__To do__: Examine each line of the data. Copy those that contain the string "xlabel".

__Recorded information__:
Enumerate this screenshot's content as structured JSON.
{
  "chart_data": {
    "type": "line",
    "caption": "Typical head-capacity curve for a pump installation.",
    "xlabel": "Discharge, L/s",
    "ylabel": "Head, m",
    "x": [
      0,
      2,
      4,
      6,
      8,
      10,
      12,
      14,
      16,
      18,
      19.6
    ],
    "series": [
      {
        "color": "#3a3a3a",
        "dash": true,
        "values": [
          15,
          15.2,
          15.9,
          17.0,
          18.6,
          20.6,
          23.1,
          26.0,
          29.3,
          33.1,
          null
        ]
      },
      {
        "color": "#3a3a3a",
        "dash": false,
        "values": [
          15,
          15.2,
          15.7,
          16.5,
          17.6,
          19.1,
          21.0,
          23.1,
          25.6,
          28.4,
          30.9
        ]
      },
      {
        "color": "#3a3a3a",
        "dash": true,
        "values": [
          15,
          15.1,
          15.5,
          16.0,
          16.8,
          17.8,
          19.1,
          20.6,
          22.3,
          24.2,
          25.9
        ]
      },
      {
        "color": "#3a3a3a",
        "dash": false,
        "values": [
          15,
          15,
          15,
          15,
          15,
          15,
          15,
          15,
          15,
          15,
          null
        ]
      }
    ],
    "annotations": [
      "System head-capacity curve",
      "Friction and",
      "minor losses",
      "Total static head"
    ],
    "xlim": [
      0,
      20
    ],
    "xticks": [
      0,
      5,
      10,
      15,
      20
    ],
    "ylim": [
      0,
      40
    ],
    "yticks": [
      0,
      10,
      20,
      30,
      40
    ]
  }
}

---

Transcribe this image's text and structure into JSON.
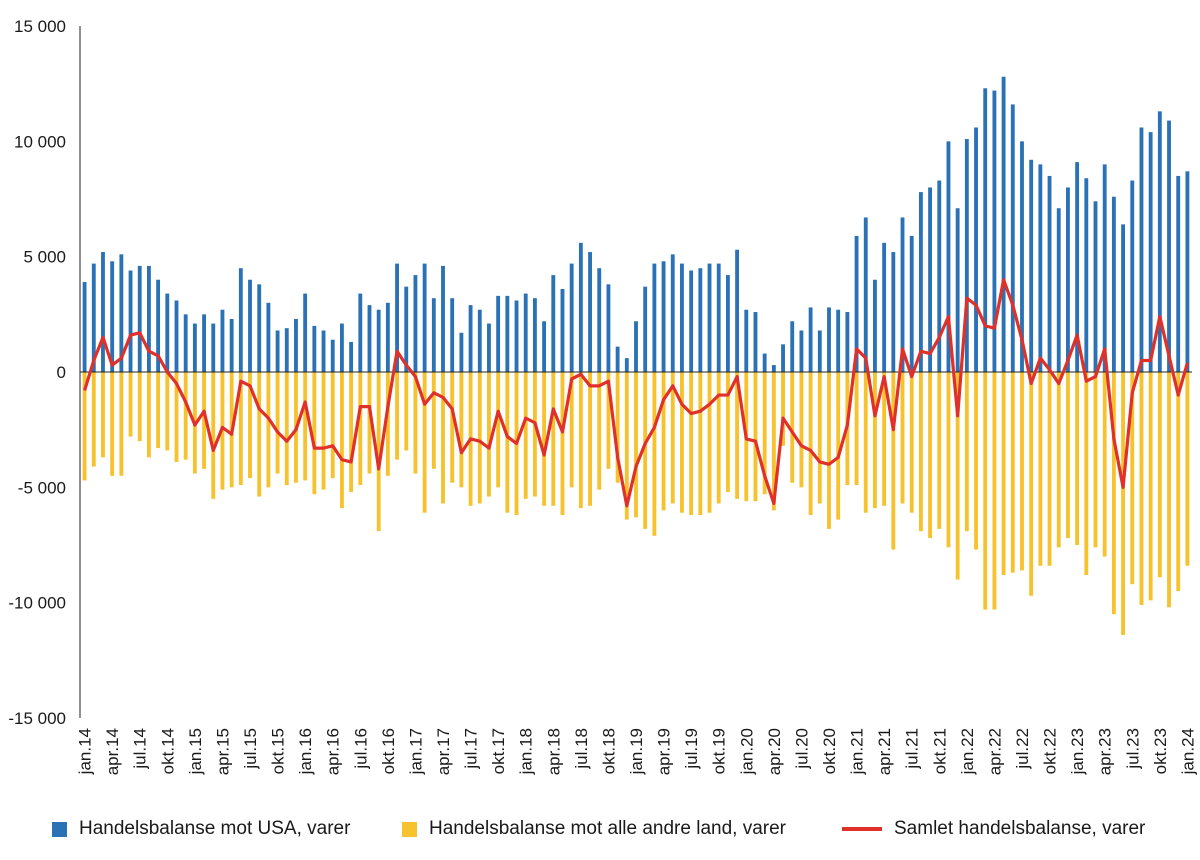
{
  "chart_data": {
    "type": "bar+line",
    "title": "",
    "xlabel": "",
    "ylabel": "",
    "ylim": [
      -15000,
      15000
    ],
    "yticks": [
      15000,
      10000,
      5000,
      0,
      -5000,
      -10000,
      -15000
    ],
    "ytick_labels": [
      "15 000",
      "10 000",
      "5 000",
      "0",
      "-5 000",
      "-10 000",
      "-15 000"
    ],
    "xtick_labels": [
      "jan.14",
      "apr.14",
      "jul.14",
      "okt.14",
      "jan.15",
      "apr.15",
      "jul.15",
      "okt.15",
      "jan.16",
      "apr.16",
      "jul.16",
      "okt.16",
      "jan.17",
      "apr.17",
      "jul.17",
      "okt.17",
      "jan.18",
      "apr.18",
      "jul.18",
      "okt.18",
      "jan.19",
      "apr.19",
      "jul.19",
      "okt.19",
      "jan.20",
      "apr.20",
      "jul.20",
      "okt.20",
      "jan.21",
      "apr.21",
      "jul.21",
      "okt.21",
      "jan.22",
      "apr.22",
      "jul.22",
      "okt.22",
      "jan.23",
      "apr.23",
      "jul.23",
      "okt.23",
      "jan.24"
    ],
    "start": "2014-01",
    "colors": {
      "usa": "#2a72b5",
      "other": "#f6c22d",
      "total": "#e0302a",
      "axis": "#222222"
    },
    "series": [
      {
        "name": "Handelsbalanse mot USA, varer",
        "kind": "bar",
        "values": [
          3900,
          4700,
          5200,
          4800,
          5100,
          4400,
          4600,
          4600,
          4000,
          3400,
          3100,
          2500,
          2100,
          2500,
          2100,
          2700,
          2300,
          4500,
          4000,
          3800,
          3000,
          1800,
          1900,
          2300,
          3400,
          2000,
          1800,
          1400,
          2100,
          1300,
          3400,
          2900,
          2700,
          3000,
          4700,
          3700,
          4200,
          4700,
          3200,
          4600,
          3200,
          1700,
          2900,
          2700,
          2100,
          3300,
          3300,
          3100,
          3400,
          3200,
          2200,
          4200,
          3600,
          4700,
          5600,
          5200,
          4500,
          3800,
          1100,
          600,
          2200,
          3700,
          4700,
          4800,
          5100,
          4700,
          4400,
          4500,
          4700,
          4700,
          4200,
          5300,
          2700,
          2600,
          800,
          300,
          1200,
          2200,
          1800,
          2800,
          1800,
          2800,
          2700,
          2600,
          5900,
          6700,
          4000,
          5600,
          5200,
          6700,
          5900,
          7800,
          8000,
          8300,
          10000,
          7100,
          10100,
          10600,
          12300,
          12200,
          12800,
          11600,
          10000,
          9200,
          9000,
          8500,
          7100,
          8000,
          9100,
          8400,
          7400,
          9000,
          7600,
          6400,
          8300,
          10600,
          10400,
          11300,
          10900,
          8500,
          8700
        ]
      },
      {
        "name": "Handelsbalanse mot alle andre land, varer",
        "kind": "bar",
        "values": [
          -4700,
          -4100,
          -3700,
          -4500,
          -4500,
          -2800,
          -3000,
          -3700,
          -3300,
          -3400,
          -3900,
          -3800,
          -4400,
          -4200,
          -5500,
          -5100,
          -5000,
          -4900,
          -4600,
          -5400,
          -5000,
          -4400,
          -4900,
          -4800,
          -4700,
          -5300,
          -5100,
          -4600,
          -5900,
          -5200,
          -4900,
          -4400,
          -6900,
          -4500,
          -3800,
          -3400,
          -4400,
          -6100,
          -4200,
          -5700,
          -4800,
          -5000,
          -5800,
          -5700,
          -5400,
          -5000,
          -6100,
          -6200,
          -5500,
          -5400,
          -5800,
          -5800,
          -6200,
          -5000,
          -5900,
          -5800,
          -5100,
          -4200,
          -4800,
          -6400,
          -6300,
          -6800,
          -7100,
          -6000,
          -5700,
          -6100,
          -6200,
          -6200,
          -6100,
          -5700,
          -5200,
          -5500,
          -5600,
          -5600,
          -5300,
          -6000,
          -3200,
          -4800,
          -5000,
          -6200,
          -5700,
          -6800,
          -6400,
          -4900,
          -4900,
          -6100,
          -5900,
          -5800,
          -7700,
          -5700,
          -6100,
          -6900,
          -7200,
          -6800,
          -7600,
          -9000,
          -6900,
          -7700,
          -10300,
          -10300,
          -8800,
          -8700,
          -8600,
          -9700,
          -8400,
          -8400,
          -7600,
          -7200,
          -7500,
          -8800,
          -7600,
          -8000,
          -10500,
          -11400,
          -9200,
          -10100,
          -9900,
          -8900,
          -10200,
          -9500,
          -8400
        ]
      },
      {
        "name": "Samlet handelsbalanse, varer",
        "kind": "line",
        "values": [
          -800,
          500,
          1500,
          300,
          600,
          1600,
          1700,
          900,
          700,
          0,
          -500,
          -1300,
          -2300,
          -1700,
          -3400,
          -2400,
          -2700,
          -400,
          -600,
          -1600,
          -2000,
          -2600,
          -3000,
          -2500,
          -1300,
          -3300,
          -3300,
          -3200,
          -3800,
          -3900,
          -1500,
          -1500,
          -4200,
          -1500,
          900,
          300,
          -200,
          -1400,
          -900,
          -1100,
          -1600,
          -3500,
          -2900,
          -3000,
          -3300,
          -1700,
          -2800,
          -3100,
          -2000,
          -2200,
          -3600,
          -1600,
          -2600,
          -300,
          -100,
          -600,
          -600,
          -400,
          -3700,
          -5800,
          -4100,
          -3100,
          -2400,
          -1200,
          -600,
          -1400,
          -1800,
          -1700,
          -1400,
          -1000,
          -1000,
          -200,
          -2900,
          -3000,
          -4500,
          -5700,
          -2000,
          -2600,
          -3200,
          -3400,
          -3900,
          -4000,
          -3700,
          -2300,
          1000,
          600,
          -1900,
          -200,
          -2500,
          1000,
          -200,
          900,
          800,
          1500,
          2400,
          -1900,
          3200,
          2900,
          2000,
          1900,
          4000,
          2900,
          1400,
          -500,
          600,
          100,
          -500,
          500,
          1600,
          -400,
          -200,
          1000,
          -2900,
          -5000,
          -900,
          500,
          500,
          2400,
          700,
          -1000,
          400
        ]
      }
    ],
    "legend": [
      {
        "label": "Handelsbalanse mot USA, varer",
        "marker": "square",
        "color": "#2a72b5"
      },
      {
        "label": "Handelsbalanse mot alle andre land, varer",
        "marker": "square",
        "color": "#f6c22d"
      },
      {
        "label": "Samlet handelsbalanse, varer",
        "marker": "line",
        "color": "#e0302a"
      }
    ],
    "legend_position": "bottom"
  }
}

--

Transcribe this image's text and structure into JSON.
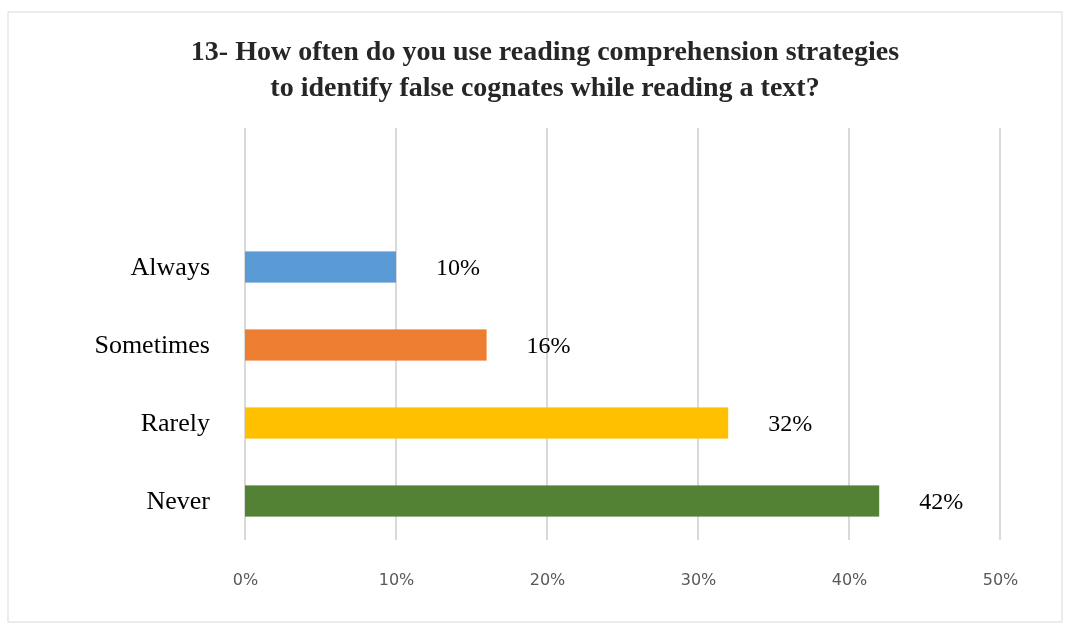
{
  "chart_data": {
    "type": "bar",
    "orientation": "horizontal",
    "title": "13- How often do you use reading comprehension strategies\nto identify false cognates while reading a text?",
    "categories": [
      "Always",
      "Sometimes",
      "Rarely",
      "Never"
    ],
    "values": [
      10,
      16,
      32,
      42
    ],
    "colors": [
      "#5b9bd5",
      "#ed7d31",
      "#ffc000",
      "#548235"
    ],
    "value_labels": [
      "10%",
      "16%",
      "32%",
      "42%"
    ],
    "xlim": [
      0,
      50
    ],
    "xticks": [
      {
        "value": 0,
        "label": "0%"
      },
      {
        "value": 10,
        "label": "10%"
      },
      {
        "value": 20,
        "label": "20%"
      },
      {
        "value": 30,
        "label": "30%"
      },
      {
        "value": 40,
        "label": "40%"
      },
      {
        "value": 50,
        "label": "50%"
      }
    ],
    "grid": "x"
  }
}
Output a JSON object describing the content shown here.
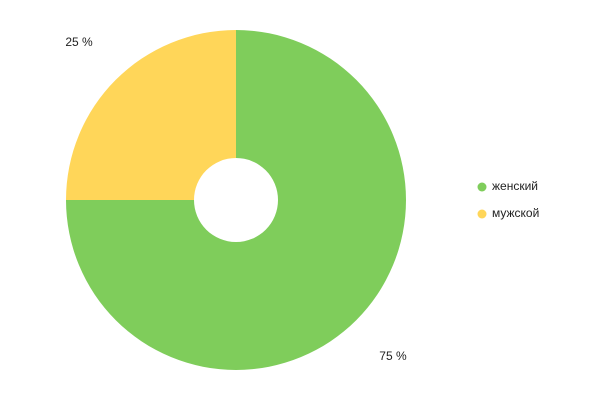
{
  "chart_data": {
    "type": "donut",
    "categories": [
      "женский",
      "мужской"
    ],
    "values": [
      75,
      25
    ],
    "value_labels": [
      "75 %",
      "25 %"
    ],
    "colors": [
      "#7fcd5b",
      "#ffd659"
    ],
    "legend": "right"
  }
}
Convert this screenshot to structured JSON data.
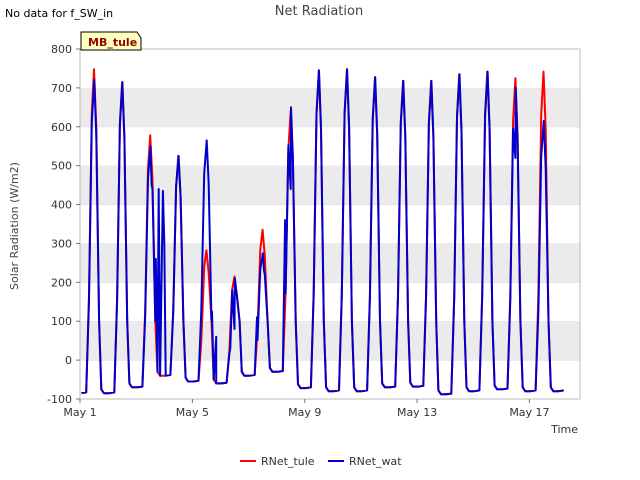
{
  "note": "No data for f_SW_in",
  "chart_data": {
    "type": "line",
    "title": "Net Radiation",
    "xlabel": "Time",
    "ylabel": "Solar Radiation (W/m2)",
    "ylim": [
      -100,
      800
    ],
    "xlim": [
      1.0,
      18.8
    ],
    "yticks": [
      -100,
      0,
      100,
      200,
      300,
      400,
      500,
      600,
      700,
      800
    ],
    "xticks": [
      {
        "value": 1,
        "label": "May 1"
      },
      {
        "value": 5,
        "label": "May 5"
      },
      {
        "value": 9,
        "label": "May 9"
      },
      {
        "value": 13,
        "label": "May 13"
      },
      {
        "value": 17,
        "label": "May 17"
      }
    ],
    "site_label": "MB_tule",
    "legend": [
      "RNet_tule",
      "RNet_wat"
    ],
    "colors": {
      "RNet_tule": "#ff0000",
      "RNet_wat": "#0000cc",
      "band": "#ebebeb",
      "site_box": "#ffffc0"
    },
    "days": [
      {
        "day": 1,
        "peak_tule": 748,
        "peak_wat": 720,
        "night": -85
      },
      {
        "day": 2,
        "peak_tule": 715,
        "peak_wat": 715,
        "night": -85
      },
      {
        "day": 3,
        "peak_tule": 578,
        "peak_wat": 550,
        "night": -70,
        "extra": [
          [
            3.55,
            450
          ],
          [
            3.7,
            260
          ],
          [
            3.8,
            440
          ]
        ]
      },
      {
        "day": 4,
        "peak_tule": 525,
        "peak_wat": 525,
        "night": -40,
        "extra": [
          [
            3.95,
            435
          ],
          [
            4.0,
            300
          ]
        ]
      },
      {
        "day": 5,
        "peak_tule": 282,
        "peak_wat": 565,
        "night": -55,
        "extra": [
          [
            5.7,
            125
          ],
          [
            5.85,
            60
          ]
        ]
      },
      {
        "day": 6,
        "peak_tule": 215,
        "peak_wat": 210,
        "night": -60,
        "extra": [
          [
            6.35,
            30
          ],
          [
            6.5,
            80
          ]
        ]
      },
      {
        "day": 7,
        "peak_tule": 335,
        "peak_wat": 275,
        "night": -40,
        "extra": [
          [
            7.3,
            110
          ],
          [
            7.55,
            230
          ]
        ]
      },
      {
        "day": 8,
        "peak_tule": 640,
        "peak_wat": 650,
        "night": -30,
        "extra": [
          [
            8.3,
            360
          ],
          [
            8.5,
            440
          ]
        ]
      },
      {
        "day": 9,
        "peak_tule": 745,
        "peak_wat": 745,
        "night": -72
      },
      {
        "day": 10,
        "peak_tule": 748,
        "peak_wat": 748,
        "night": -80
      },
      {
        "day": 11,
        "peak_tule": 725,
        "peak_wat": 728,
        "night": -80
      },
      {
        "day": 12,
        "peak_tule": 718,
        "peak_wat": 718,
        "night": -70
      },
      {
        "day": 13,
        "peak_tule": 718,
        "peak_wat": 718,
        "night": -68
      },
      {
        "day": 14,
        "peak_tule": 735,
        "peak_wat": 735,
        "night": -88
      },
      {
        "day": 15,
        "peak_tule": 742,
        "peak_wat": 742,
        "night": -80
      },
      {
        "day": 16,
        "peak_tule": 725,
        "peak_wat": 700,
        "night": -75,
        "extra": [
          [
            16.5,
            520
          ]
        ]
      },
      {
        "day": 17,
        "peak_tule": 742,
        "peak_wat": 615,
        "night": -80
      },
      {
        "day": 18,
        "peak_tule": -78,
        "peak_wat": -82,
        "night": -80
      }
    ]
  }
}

__Solution for this exercise__:
    "xlabel": "Discharge, L/s",
    "xlabel": "",
    "xlabel": "Time",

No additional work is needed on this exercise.